Start TASK INPUTS

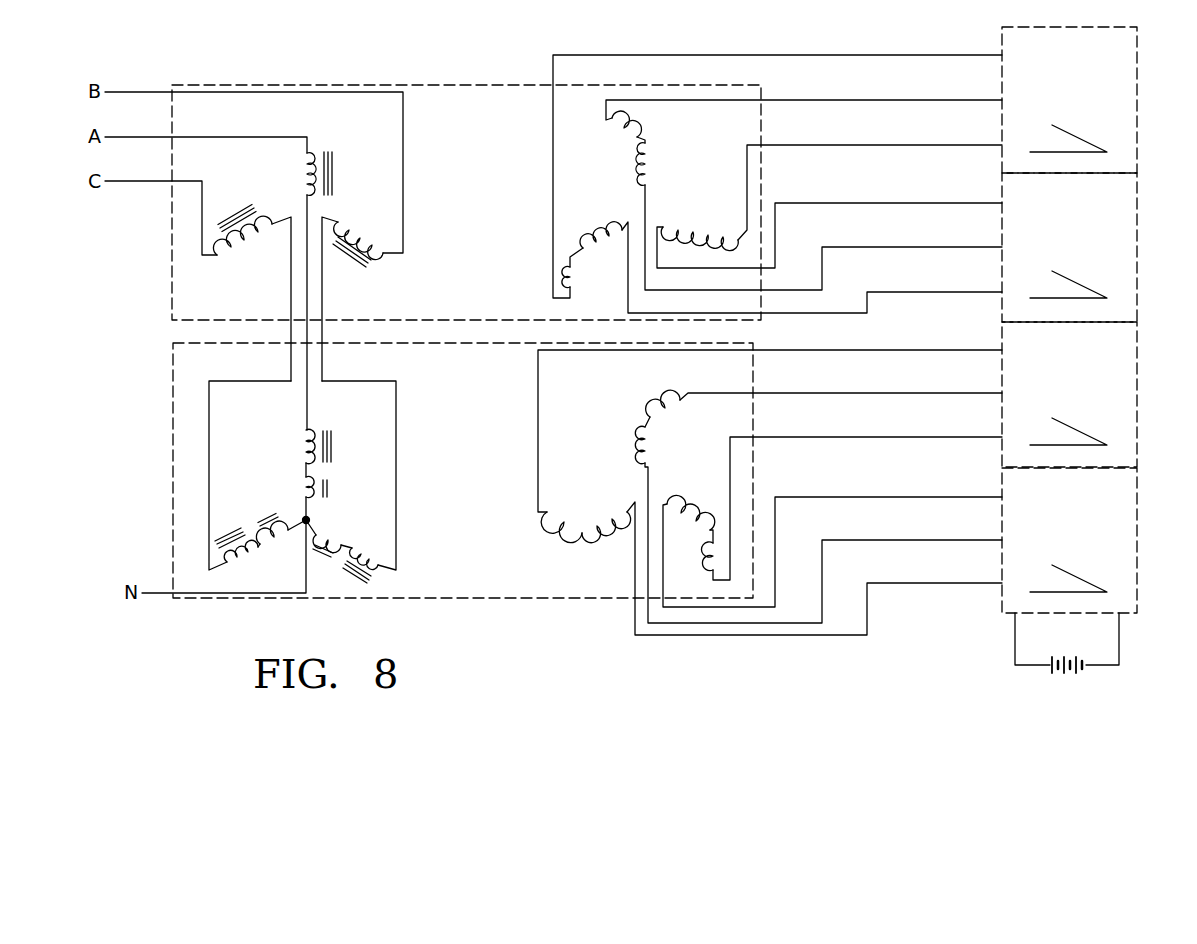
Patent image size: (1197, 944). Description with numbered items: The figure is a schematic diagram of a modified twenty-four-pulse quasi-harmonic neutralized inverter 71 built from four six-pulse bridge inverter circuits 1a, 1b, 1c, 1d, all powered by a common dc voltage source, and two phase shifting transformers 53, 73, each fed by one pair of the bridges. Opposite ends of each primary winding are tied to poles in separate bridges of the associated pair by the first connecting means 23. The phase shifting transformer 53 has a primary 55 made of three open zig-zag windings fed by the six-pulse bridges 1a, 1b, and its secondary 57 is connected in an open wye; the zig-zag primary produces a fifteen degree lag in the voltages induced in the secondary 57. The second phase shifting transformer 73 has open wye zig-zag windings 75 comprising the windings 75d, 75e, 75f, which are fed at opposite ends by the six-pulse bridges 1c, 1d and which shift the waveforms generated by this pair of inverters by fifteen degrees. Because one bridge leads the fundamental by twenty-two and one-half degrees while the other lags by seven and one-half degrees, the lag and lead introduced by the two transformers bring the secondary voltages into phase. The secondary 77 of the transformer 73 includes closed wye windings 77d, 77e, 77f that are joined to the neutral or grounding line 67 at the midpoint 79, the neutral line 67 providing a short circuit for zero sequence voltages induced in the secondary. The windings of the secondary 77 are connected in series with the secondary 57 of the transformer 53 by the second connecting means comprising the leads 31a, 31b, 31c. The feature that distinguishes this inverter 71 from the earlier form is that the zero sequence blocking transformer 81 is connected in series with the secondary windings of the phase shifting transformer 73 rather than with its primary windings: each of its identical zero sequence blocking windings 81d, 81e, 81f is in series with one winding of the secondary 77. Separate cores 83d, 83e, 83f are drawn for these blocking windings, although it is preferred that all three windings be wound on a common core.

The inverter 71 is at (495, 38).
The phase shifting transformer 53 is at (424, 84).
The phase shifting transformer 73 is at (484, 602).
The secondary 57 is at (358, 188).
The lead 31a is at (308, 272).
The lead 31b is at (291, 258).
The lead 31c is at (322, 304).
The primary 55 is at (688, 185).
The zig-zag windings 75 is at (747, 492).
The zig-zag winding 75d is at (639, 441).
The zig-zag winding 75e is at (686, 503).
The zig-zag winding 75f is at (610, 535).
The secondary 77 is at (307, 488).
The secondary winding 77d is at (306, 445).
The secondary winding 77e is at (381, 574).
The secondary winding 77f is at (247, 565).
The zero sequence blocking transformer 81 is at (352, 517).
The zero sequence blocking winding 81d is at (308, 492).
The zero sequence blocking winding 81e is at (340, 538).
The zero sequence blocking winding 81f is at (277, 548).
The core 83d is at (331, 490).
The core 83e is at (324, 561).
The core 83f is at (270, 512).
The midpoint 79 is at (309, 519).
The neutral line 67 is at (190, 592).
The first connecting means 23 is at (1045, 343).
The six-pulse bridge inverter circuit 1a is at (1137, 98).
The six-pulse bridge inverter circuit 1b is at (1137, 237).
The six-pulse bridge inverter circuit 1c is at (1137, 382).
The six-pulse bridge inverter circuit 1d is at (1137, 520).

End TASK INPUTS

## YOUR TASK
Rewrite each item above as a Markdown table with the columns Row and Line, numbering the rows and omitting blank lines. Leave the pictures out of the table.

## RESPONSE TO THIS TASK
| Row | Line |
|---|---|
| 1 | Patent image size: (1197, 944). Description with numbered items: The figure is a schematic diagram of a modified twenty-four-pulse quasi-harmonic neutralized inverter 71 built from four six-pulse bridge inverter circuits 1a, 1b, 1c, 1d, all powered by a common dc voltage source, and two phase shifting transformers 53, 73, each fed by one pair of the bridges. Opposite ends of each primary winding are tied to poles in separate bridges of the associated pair by the first connecting means 23. The phase shifting transformer 53 has a primary 55 made of three open zig-zag windings fed by the six-pulse bridges 1a, 1b, and its secondary 57 is connected in an open wye; the zig-zag primary produces a fifteen degree lag in the voltages induced in the secondary 57. The second phase shifting transformer 73 has open wye zig-zag windings 75 comprising the windings 75d, 75e, 75f, which are fed at opposite ends by the six-pulse bridges 1c, 1d and which shift the waveforms generated by this pair of inverters by fifteen degrees. Because one bridge leads the fundamental by twenty-two and one-half degrees while the other lags by seven and one-half degrees, the lag and lead introduced by the two transformers bring the secondary voltages into phase. The secondary 77 of the transformer 73 includes closed wye windings 77d, 77e, 77f that are joined to the neutral or grounding line 67 at the midpoint 79, the neutral line 67 providing a short circuit for zero sequence voltages induced in the secondary. The windings of the secondary 77 are connected in series with the secondary 57 of the transformer 53 by the second connecting means comprising the leads 31a, 31b, 31c. The feature that distinguishes this inverter 71 from the earlier form is that the zero sequence blocking transformer 81 is connected in series with the secondary windings of the phase shifting transformer 73 rather than with its primary windings: each of its identical zero sequence blocking windings 81d, 81e, 81f is in series with one winding of the secondary 77. Separate cores 83d, 83e, 83f are drawn for these blocking windings, although it is preferred that all three windings be wound on a common core. |
| 2 | The inverter 71 is at (495, 38). |
| 3 | The phase shifting transformer 53 is at (424, 84). |
| 4 | The phase shifting transformer 73 is at (484, 602). |
| 5 | The secondary 57 is at (358, 188). |
| 6 | The lead 31a is at (308, 272). |
| 7 | The lead 31b is at (291, 258). |
| 8 | The lead 31c is at (322, 304). |
| 9 | The primary 55 is at (688, 185). |
| 10 | The zig-zag windings 75 is at (747, 492). |
| 11 | The zig-zag winding 75d is at (639, 441). |
| 12 | The zig-zag winding 75e is at (686, 503). |
| 13 | The zig-zag winding 75f is at (610, 535). |
| 14 | The secondary 77 is at (307, 488). |
| 15 | The secondary winding 77d is at (306, 445). |
| 16 | The secondary winding 77e is at (381, 574). |
| 17 | The secondary winding 77f is at (247, 565). |
| 18 | The zero sequence blocking transformer 81 is at (352, 517). |
| 19 | The zero sequence blocking winding 81d is at (308, 492). |
| 20 | The zero sequence blocking winding 81e is at (340, 538). |
| 21 | The zero sequence blocking winding 81f is at (277, 548). |
| 22 | The core 83d is at (331, 490). |
| 23 | The core 83e is at (324, 561). |
| 24 | The core 83f is at (270, 512). |
| 25 | The midpoint 79 is at (309, 519). |
| 26 | The neutral line 67 is at (190, 592). |
| 27 | The first connecting means 23 is at (1045, 343). |
| 28 | The six-pulse bridge inverter circuit 1a is at (1137, 98). |
| 29 | The six-pulse bridge inverter circuit 1b is at (1137, 237). |
| 30 | The six-pulse bridge inverter circuit 1c is at (1137, 382). |
| 31 | The six-pulse bridge inverter circuit 1d is at (1137, 520). |